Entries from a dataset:
..........
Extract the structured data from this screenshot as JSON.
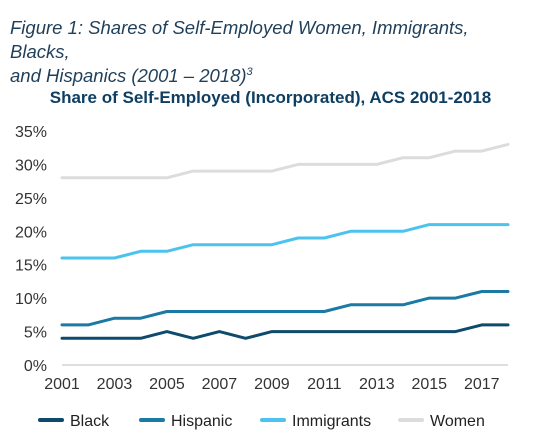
{
  "figure": {
    "caption_line1": "Figure 1: Shares of Self-Employed Women, Immigrants, Blacks,",
    "caption_line2": "and Hispanics (2001 – 2018)",
    "caption_footnote": "3"
  },
  "chart_data": {
    "type": "line",
    "title": "Share of Self-Employed (Incorporated), ACS 2001-2018",
    "xlabel": "",
    "ylabel": "",
    "x": [
      2001,
      2002,
      2003,
      2004,
      2005,
      2006,
      2007,
      2008,
      2009,
      2010,
      2011,
      2012,
      2013,
      2014,
      2015,
      2016,
      2017,
      2018
    ],
    "x_tick_labels": [
      "2001",
      "2003",
      "2005",
      "2007",
      "2009",
      "2011",
      "2013",
      "2015",
      "2017"
    ],
    "y_tick_labels": [
      "0%",
      "5%",
      "10%",
      "15%",
      "20%",
      "25%",
      "30%",
      "35%"
    ],
    "ylim": [
      0,
      35
    ],
    "y_unit": "%",
    "grid": false,
    "legend_position": "bottom",
    "series": [
      {
        "name": "Black",
        "color": "#0d4a6b",
        "values": [
          4,
          4,
          4,
          4,
          5,
          4,
          5,
          4,
          5,
          5,
          5,
          5,
          5,
          5,
          5,
          5,
          6,
          6
        ]
      },
      {
        "name": "Hispanic",
        "color": "#1a7aa3",
        "values": [
          6,
          6,
          7,
          7,
          8,
          8,
          8,
          8,
          8,
          8,
          8,
          9,
          9,
          9,
          10,
          10,
          11,
          11
        ]
      },
      {
        "name": "Immigrants",
        "color": "#4cc3ee",
        "values": [
          16,
          16,
          16,
          17,
          17,
          18,
          18,
          18,
          18,
          19,
          19,
          20,
          20,
          20,
          21,
          21,
          21,
          21
        ]
      },
      {
        "name": "Women",
        "color": "#dcdcdc",
        "values": [
          28,
          28,
          28,
          28,
          28,
          29,
          29,
          29,
          29,
          30,
          30,
          30,
          30,
          31,
          31,
          32,
          32,
          33
        ]
      }
    ]
  }
}
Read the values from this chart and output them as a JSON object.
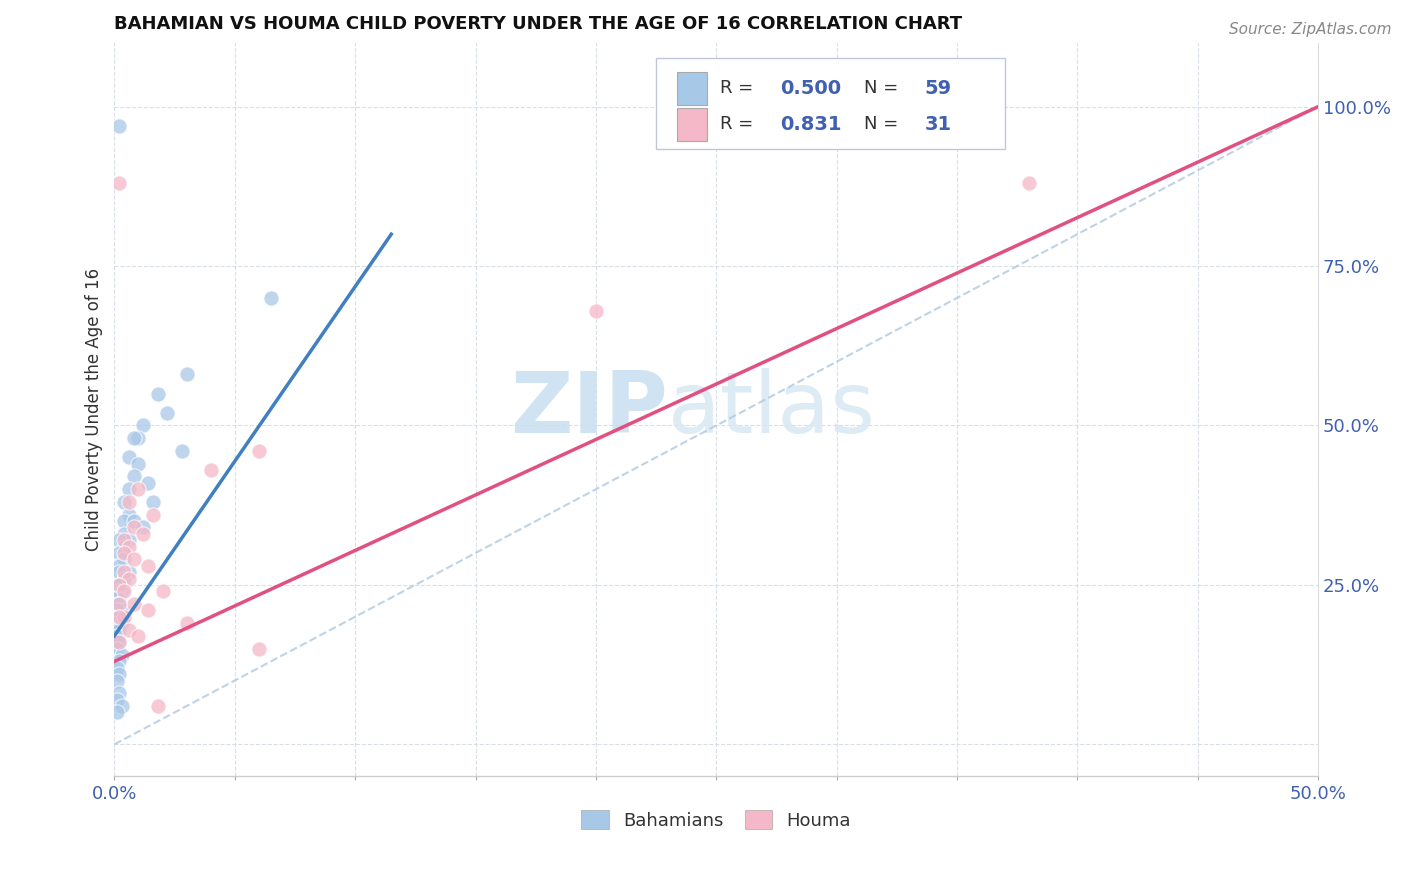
{
  "title": "BAHAMIAN VS HOUMA CHILD POVERTY UNDER THE AGE OF 16 CORRELATION CHART",
  "source_text": "Source: ZipAtlas.com",
  "ylabel": "Child Poverty Under the Age of 16",
  "xlim": [
    0.0,
    0.5
  ],
  "ylim": [
    -0.05,
    1.1
  ],
  "xtick_positions": [
    0.0,
    0.05,
    0.1,
    0.15,
    0.2,
    0.25,
    0.3,
    0.35,
    0.4,
    0.45,
    0.5
  ],
  "xticklabels": [
    "0.0%",
    "",
    "",
    "",
    "",
    "",
    "",
    "",
    "",
    "",
    "50.0%"
  ],
  "ytick_positions": [
    0.0,
    0.25,
    0.5,
    0.75,
    1.0
  ],
  "ytick_labels": [
    "",
    "25.0%",
    "50.0%",
    "75.0%",
    "100.0%"
  ],
  "blue_color": "#a8c8e8",
  "pink_color": "#f4b8c8",
  "blue_line_color": "#4080c0",
  "pink_line_color": "#e05080",
  "r_blue": 0.5,
  "n_blue": 59,
  "r_pink": 0.831,
  "n_pink": 31,
  "legend_label_blue": "Bahamians",
  "legend_label_pink": "Houma",
  "watermark_zip": "ZIP",
  "watermark_atlas": "atlas",
  "blue_line": [
    [
      0.0,
      0.17
    ],
    [
      0.115,
      0.8
    ]
  ],
  "pink_line": [
    [
      0.0,
      0.13
    ],
    [
      0.5,
      1.0
    ]
  ],
  "dashed_line": [
    [
      0.0,
      0.0
    ],
    [
      0.5,
      1.0
    ]
  ],
  "blue_scatter": [
    [
      0.002,
      0.97
    ],
    [
      0.065,
      0.7
    ],
    [
      0.03,
      0.58
    ],
    [
      0.018,
      0.55
    ],
    [
      0.022,
      0.52
    ],
    [
      0.012,
      0.5
    ],
    [
      0.01,
      0.48
    ],
    [
      0.008,
      0.48
    ],
    [
      0.028,
      0.46
    ],
    [
      0.006,
      0.45
    ],
    [
      0.01,
      0.44
    ],
    [
      0.008,
      0.42
    ],
    [
      0.014,
      0.41
    ],
    [
      0.006,
      0.4
    ],
    [
      0.004,
      0.38
    ],
    [
      0.016,
      0.38
    ],
    [
      0.006,
      0.36
    ],
    [
      0.004,
      0.35
    ],
    [
      0.008,
      0.35
    ],
    [
      0.012,
      0.34
    ],
    [
      0.004,
      0.33
    ],
    [
      0.006,
      0.32
    ],
    [
      0.002,
      0.32
    ],
    [
      0.004,
      0.31
    ],
    [
      0.002,
      0.3
    ],
    [
      0.004,
      0.29
    ],
    [
      0.002,
      0.28
    ],
    [
      0.006,
      0.27
    ],
    [
      0.002,
      0.27
    ],
    [
      0.004,
      0.26
    ],
    [
      0.002,
      0.25
    ],
    [
      0.002,
      0.25
    ],
    [
      0.001,
      0.24
    ],
    [
      0.003,
      0.24
    ],
    [
      0.002,
      0.23
    ],
    [
      0.001,
      0.23
    ],
    [
      0.002,
      0.22
    ],
    [
      0.001,
      0.22
    ],
    [
      0.003,
      0.21
    ],
    [
      0.001,
      0.21
    ],
    [
      0.001,
      0.2
    ],
    [
      0.002,
      0.2
    ],
    [
      0.001,
      0.19
    ],
    [
      0.003,
      0.19
    ],
    [
      0.001,
      0.18
    ],
    [
      0.002,
      0.18
    ],
    [
      0.001,
      0.17
    ],
    [
      0.001,
      0.16
    ],
    [
      0.002,
      0.16
    ],
    [
      0.001,
      0.15
    ],
    [
      0.003,
      0.14
    ],
    [
      0.002,
      0.13
    ],
    [
      0.001,
      0.12
    ],
    [
      0.002,
      0.11
    ],
    [
      0.001,
      0.1
    ],
    [
      0.002,
      0.08
    ],
    [
      0.001,
      0.07
    ],
    [
      0.003,
      0.06
    ],
    [
      0.001,
      0.05
    ]
  ],
  "pink_scatter": [
    [
      0.002,
      0.88
    ],
    [
      0.38,
      0.88
    ],
    [
      0.2,
      0.68
    ],
    [
      0.06,
      0.46
    ],
    [
      0.04,
      0.43
    ],
    [
      0.01,
      0.4
    ],
    [
      0.006,
      0.38
    ],
    [
      0.016,
      0.36
    ],
    [
      0.008,
      0.34
    ],
    [
      0.012,
      0.33
    ],
    [
      0.004,
      0.32
    ],
    [
      0.006,
      0.31
    ],
    [
      0.004,
      0.3
    ],
    [
      0.008,
      0.29
    ],
    [
      0.014,
      0.28
    ],
    [
      0.004,
      0.27
    ],
    [
      0.006,
      0.26
    ],
    [
      0.002,
      0.25
    ],
    [
      0.02,
      0.24
    ],
    [
      0.004,
      0.24
    ],
    [
      0.008,
      0.22
    ],
    [
      0.002,
      0.22
    ],
    [
      0.014,
      0.21
    ],
    [
      0.004,
      0.2
    ],
    [
      0.002,
      0.2
    ],
    [
      0.03,
      0.19
    ],
    [
      0.006,
      0.18
    ],
    [
      0.01,
      0.17
    ],
    [
      0.002,
      0.16
    ],
    [
      0.06,
      0.15
    ],
    [
      0.018,
      0.06
    ]
  ]
}
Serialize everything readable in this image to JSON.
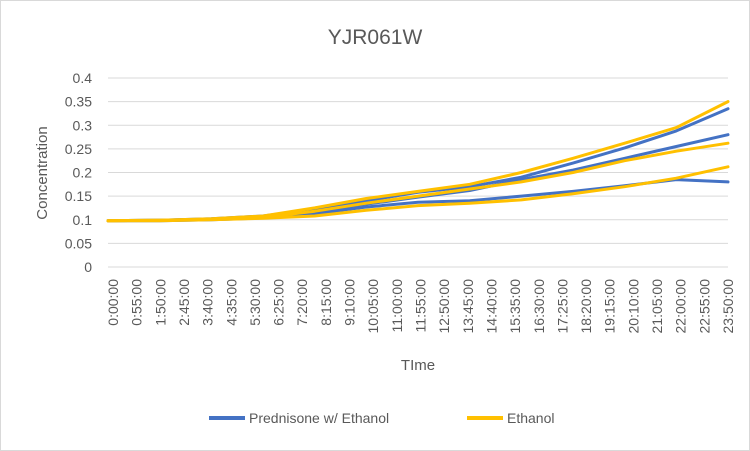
{
  "chart_data": {
    "type": "line",
    "title": "YJR061W",
    "xlabel": "TIme",
    "ylabel": "Concentration",
    "ylim": [
      0,
      0.4
    ],
    "yticks": [
      "0",
      "0.05",
      "0.1",
      "0.15",
      "0.2",
      "0.25",
      "0.3",
      "0.35",
      "0.4"
    ],
    "x_tick_labels": [
      "0:00:00",
      "0:55:00",
      "1:50:00",
      "2:45:00",
      "3:40:00",
      "4:35:00",
      "5:30:00",
      "6:25:00",
      "7:20:00",
      "8:15:00",
      "9:10:00",
      "10:05:00",
      "11:00:00",
      "11:55:00",
      "12:50:00",
      "13:45:00",
      "14:40:00",
      "15:35:00",
      "16:30:00",
      "17:25:00",
      "18:20:00",
      "19:15:00",
      "20:10:00",
      "21:05:00",
      "22:00:00",
      "22:55:00",
      "23:50:00"
    ],
    "x_hours": [
      0,
      2,
      4,
      6,
      8,
      10,
      12,
      14,
      16,
      18,
      20,
      22,
      24
    ],
    "grid": "horizontal",
    "legend_position": "bottom",
    "series": [
      {
        "name": "Prednisone w/ Ethanol",
        "color": "#4472c4",
        "lines": [
          [
            0.098,
            0.099,
            0.102,
            0.108,
            0.122,
            0.14,
            0.158,
            0.17,
            0.19,
            0.22,
            0.252,
            0.288,
            0.335
          ],
          [
            0.098,
            0.099,
            0.101,
            0.106,
            0.118,
            0.133,
            0.148,
            0.162,
            0.185,
            0.205,
            0.23,
            0.255,
            0.28
          ],
          [
            0.098,
            0.098,
            0.1,
            0.104,
            0.113,
            0.127,
            0.137,
            0.14,
            0.15,
            0.16,
            0.172,
            0.185,
            0.18
          ]
        ]
      },
      {
        "name": "Ethanol",
        "color": "#ffc000",
        "lines": [
          [
            0.098,
            0.099,
            0.102,
            0.108,
            0.125,
            0.145,
            0.16,
            0.175,
            0.2,
            0.23,
            0.262,
            0.295,
            0.35
          ],
          [
            0.098,
            0.099,
            0.101,
            0.105,
            0.118,
            0.135,
            0.15,
            0.165,
            0.18,
            0.2,
            0.225,
            0.245,
            0.262
          ],
          [
            0.098,
            0.098,
            0.1,
            0.103,
            0.108,
            0.12,
            0.13,
            0.135,
            0.142,
            0.155,
            0.17,
            0.188,
            0.212
          ]
        ]
      }
    ]
  }
}
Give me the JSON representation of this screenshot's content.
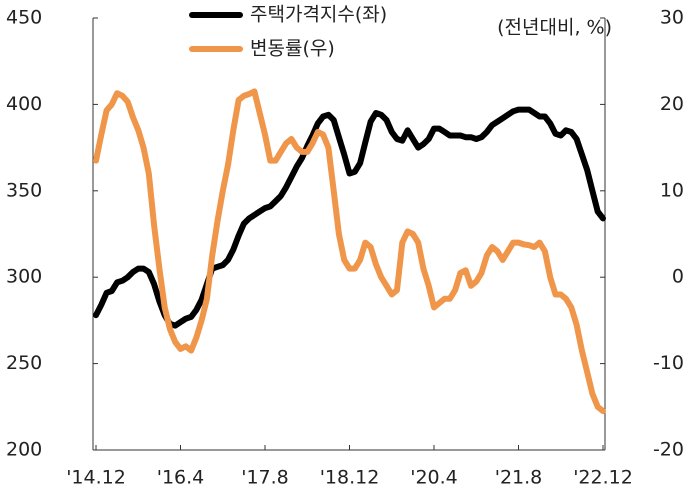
{
  "chart_data": {
    "type": "line",
    "legend_labels": [
      "주택가격지수(좌)",
      "변동률(우)"
    ],
    "y2_label": "(전년대비, %)",
    "categories": [
      "'14.12",
      null,
      null,
      null,
      null,
      null,
      null,
      null,
      null,
      null,
      null,
      null,
      null,
      null,
      null,
      null,
      "'16.4",
      null,
      null,
      null,
      null,
      null,
      null,
      null,
      null,
      null,
      null,
      null,
      null,
      null,
      null,
      null,
      "'17.8",
      null,
      null,
      null,
      null,
      null,
      null,
      null,
      null,
      null,
      null,
      null,
      null,
      null,
      null,
      null,
      "'18.12",
      null,
      null,
      null,
      null,
      null,
      null,
      null,
      null,
      null,
      null,
      null,
      null,
      null,
      null,
      null,
      "'20.4",
      null,
      null,
      null,
      null,
      null,
      null,
      null,
      null,
      null,
      null,
      null,
      null,
      null,
      null,
      null,
      "'21.8",
      null,
      null,
      null,
      null,
      null,
      null,
      null,
      null,
      null,
      null,
      null,
      null,
      null,
      null,
      null,
      "'22.12"
    ],
    "series": [
      {
        "name": "주택가격지수(좌)",
        "color": "#000000",
        "axis": "y",
        "values": [
          278,
          284,
          291,
          292,
          297,
          298,
          300,
          303,
          305,
          305,
          303,
          296,
          286,
          278,
          273,
          272,
          274,
          276,
          277,
          281,
          287,
          296,
          305,
          306,
          307,
          310,
          316,
          324,
          331,
          334,
          336,
          338,
          340,
          341,
          344,
          347,
          352,
          358,
          364,
          369,
          376,
          382,
          389,
          393,
          394,
          391,
          381,
          371,
          360,
          361,
          366,
          378,
          390,
          395,
          394,
          391,
          384,
          380,
          379,
          385,
          380,
          375,
          377,
          380,
          386,
          386,
          384,
          382,
          382,
          382,
          381,
          381,
          380,
          381,
          384,
          388,
          390,
          392,
          394,
          396,
          397,
          397,
          397,
          395,
          393,
          393,
          389,
          383,
          382,
          385,
          384,
          380,
          371,
          362,
          350,
          338,
          334
        ]
      },
      {
        "name": "변동률(우)",
        "color": "#f0964a",
        "axis": "y2",
        "values": [
          13.5,
          16.5,
          19.3,
          20,
          21.3,
          21,
          20.3,
          18.5,
          17,
          15,
          12,
          6,
          1,
          -3.5,
          -6,
          -7.5,
          -8.3,
          -8,
          -8.5,
          -7,
          -5,
          -2.5,
          2.5,
          6.5,
          10,
          13,
          17,
          20.5,
          21,
          21.2,
          21.5,
          19,
          16.5,
          13.5,
          13.5,
          14.5,
          15.5,
          16,
          15,
          14.5,
          14.5,
          15.5,
          16.8,
          16.5,
          15,
          10,
          5,
          2,
          1,
          1,
          2,
          4,
          3.5,
          1.5,
          0,
          -1,
          -2,
          -1.5,
          4,
          5.3,
          5,
          4,
          1,
          -1,
          -3.5,
          -3,
          -2.5,
          -2.5,
          -1.5,
          0.5,
          0.8,
          -1,
          -0.5,
          0.5,
          2.5,
          3.5,
          3,
          2,
          3,
          4,
          4,
          3.8,
          3.7,
          3.5,
          4,
          3,
          0,
          -2,
          -2,
          -2.5,
          -3.5,
          -5.5,
          -8.5,
          -11,
          -13.5,
          -15,
          -15.5
        ]
      }
    ],
    "ylim": [
      200,
      450
    ],
    "yticks": [
      200,
      250,
      300,
      350,
      400,
      450
    ],
    "y2lim": [
      -20,
      30
    ],
    "y2ticks": [
      -20,
      -10,
      0,
      10,
      20,
      30
    ],
    "grid": false
  }
}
..........
• [Given request]:
List each line holding the string "Women".

• [Exercise answer]:
    "caption_line1": "Figure 1: Shares of Self-Employed Women, Immigrants, Blacks,",
        "name": "Women",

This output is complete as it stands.